Task>
Gather all lines from the material that contain "profile".

**** Data supplied

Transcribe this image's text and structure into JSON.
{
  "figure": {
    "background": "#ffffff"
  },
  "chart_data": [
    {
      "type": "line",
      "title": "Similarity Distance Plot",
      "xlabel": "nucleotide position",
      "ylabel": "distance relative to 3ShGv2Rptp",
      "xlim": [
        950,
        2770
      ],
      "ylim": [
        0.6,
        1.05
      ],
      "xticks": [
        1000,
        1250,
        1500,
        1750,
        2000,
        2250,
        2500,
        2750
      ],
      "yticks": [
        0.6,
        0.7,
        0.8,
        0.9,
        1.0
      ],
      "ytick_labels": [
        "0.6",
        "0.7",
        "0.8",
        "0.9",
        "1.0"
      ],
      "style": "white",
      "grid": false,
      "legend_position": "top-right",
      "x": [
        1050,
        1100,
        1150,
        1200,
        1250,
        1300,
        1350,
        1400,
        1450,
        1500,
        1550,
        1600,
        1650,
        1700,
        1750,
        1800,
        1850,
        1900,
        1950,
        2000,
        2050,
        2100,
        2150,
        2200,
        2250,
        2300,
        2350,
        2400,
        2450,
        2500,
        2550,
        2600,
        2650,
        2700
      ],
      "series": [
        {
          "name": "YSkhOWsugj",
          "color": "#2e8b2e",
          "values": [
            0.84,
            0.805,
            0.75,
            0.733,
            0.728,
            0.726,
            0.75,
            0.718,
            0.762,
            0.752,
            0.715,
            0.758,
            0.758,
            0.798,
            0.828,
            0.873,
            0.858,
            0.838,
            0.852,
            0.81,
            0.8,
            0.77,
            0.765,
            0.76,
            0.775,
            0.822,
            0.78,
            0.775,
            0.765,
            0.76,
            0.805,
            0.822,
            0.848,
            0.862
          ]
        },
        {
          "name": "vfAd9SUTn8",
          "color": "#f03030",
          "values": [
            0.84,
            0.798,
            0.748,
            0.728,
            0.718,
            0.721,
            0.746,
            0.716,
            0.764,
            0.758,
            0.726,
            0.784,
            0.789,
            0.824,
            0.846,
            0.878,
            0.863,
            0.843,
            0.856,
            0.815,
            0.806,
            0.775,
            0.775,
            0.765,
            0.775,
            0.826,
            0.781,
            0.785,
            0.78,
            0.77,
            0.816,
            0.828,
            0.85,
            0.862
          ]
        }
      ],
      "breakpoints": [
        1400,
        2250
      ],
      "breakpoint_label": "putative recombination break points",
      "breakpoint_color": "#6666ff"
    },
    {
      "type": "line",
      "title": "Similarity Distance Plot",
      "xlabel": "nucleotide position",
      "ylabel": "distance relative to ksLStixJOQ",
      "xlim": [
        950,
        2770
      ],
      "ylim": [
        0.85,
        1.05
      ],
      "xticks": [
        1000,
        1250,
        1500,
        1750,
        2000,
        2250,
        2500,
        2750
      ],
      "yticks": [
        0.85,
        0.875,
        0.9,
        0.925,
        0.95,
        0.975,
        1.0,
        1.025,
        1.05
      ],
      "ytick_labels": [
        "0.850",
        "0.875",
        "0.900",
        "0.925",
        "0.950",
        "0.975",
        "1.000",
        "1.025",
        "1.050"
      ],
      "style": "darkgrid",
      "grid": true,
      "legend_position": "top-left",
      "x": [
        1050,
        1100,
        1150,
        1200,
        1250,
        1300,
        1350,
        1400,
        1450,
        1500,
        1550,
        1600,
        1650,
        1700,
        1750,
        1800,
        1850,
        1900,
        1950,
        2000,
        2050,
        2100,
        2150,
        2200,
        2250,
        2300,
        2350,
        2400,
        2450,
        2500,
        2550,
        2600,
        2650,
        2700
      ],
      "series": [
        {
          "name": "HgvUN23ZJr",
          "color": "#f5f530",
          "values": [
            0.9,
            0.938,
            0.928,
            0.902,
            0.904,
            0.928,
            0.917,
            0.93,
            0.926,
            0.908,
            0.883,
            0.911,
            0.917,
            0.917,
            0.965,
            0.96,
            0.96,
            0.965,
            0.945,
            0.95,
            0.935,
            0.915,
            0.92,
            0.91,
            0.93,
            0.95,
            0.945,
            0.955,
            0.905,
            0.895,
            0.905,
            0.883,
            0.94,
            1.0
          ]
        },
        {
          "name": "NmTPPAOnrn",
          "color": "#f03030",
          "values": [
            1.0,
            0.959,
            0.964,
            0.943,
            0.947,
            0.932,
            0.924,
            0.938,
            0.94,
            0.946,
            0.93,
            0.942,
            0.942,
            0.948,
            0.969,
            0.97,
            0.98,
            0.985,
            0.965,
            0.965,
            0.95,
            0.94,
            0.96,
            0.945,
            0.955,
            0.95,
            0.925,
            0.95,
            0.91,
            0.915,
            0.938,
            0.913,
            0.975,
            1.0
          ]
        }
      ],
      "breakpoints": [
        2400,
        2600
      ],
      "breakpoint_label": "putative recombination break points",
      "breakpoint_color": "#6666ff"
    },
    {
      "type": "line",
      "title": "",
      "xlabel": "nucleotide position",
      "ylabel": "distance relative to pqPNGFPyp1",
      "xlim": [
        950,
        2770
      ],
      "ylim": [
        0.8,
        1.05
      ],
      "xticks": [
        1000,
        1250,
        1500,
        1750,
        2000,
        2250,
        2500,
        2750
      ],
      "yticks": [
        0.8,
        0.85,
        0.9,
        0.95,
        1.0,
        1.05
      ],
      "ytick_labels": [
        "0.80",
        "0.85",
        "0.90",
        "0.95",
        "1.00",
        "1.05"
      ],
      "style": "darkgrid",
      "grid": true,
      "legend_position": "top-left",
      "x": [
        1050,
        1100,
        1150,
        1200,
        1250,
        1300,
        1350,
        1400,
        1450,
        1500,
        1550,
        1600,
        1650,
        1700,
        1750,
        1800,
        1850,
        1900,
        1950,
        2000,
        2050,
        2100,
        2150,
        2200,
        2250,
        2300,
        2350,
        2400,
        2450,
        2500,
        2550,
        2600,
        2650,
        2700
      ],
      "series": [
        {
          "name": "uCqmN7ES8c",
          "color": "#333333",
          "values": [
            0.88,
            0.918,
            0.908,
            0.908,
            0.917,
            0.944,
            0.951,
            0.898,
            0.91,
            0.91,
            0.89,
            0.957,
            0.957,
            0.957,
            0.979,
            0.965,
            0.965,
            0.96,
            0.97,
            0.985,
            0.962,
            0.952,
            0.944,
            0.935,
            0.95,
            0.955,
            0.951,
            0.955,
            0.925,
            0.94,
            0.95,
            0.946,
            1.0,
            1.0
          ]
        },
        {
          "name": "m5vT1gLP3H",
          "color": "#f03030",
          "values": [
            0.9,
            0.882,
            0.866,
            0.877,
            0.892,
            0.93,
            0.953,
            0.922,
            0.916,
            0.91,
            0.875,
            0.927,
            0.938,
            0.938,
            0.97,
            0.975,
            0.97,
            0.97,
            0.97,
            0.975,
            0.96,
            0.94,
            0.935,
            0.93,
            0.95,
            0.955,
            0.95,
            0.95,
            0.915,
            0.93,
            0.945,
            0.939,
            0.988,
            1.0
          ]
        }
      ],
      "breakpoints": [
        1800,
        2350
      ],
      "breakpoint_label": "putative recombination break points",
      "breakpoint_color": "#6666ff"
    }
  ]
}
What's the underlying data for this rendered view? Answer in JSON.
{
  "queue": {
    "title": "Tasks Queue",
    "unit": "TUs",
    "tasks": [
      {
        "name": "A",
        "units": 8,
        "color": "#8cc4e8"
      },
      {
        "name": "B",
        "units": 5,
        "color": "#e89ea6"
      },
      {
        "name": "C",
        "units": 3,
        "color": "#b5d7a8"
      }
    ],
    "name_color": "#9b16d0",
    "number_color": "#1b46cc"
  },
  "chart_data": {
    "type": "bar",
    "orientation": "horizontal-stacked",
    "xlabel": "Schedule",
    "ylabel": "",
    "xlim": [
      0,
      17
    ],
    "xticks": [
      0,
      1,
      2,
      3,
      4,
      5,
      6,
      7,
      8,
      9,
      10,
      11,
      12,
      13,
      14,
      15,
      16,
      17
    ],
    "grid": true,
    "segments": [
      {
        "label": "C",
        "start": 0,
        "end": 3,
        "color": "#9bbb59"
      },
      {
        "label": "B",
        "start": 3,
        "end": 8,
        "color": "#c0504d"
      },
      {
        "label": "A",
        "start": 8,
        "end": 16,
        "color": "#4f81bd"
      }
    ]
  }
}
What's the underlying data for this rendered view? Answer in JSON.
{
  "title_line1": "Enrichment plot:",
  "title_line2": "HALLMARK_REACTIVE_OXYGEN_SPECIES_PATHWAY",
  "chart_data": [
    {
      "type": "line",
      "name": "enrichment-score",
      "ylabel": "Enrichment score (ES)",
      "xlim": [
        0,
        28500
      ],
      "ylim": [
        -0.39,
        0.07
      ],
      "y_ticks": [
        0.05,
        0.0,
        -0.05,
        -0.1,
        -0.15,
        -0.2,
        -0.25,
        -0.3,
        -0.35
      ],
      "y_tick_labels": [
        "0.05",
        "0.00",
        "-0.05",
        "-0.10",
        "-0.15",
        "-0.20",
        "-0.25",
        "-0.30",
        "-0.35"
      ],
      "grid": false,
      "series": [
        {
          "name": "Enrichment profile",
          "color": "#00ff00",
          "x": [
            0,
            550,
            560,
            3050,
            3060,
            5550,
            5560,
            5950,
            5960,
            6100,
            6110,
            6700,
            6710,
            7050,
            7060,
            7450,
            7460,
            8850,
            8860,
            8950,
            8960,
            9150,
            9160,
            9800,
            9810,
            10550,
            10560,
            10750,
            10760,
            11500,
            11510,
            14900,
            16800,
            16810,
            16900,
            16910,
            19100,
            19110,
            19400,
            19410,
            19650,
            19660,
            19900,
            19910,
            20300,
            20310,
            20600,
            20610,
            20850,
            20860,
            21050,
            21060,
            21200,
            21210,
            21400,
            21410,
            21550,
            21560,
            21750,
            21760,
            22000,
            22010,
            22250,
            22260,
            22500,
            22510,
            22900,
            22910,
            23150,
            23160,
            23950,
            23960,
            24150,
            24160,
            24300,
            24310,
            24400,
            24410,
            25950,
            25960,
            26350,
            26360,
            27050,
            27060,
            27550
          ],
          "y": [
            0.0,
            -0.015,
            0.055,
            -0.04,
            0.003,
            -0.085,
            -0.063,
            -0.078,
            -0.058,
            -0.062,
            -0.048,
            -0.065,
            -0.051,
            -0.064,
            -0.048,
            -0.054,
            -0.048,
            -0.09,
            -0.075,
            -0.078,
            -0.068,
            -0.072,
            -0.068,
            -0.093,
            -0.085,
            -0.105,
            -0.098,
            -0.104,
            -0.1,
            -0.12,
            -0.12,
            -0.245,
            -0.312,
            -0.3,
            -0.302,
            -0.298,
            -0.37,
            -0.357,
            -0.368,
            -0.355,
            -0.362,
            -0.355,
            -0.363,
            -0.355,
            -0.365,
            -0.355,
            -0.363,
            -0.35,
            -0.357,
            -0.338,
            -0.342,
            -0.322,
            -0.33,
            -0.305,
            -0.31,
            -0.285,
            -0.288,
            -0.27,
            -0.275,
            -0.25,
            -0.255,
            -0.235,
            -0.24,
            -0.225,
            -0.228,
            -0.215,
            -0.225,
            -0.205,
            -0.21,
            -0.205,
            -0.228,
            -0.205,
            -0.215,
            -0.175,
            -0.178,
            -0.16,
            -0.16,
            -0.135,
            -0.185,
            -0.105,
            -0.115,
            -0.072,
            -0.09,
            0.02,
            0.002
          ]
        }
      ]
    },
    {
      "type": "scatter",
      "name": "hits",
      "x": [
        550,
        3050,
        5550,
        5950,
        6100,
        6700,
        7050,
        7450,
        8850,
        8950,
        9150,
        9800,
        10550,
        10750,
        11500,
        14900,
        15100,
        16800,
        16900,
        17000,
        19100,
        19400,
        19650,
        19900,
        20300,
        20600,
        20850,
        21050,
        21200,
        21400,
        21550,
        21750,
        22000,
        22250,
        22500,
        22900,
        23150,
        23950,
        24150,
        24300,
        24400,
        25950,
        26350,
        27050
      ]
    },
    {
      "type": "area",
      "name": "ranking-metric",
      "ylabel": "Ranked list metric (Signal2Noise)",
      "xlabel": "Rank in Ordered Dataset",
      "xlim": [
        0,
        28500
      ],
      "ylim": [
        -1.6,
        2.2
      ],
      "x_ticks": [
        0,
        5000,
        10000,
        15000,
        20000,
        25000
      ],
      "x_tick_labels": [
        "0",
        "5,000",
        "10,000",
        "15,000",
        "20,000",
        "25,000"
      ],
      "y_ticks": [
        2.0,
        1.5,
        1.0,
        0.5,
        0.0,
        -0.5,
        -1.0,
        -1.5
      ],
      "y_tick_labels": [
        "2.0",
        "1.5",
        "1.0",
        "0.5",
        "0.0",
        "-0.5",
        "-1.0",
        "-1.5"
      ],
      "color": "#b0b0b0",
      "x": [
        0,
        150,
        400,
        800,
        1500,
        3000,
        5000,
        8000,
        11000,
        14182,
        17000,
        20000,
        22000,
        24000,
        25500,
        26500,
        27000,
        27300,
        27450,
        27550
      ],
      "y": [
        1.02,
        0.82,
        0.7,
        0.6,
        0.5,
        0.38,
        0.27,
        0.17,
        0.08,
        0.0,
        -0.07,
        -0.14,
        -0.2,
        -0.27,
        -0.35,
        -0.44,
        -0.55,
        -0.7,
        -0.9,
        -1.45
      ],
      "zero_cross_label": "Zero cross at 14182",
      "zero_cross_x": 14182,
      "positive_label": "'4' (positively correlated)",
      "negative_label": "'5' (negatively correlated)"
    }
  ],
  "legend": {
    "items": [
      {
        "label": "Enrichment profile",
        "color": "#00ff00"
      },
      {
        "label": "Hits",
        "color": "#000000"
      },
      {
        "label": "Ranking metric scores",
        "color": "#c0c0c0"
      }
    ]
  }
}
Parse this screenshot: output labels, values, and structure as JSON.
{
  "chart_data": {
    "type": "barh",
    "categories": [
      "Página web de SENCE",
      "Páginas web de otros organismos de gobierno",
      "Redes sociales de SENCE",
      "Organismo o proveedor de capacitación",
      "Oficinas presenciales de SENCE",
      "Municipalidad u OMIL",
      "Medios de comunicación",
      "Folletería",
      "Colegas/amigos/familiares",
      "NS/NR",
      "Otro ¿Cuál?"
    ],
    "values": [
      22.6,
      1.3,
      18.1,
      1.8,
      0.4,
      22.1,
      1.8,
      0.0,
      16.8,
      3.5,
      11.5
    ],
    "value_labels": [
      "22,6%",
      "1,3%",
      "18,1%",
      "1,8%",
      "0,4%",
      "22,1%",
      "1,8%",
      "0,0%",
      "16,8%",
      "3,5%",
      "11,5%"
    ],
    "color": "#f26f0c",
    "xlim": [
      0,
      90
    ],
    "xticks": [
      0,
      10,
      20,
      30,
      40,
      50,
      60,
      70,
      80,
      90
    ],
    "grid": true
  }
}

********

Response for this exercise>
          "name": "Enrichment profile",
        "label": "Enrichment profile",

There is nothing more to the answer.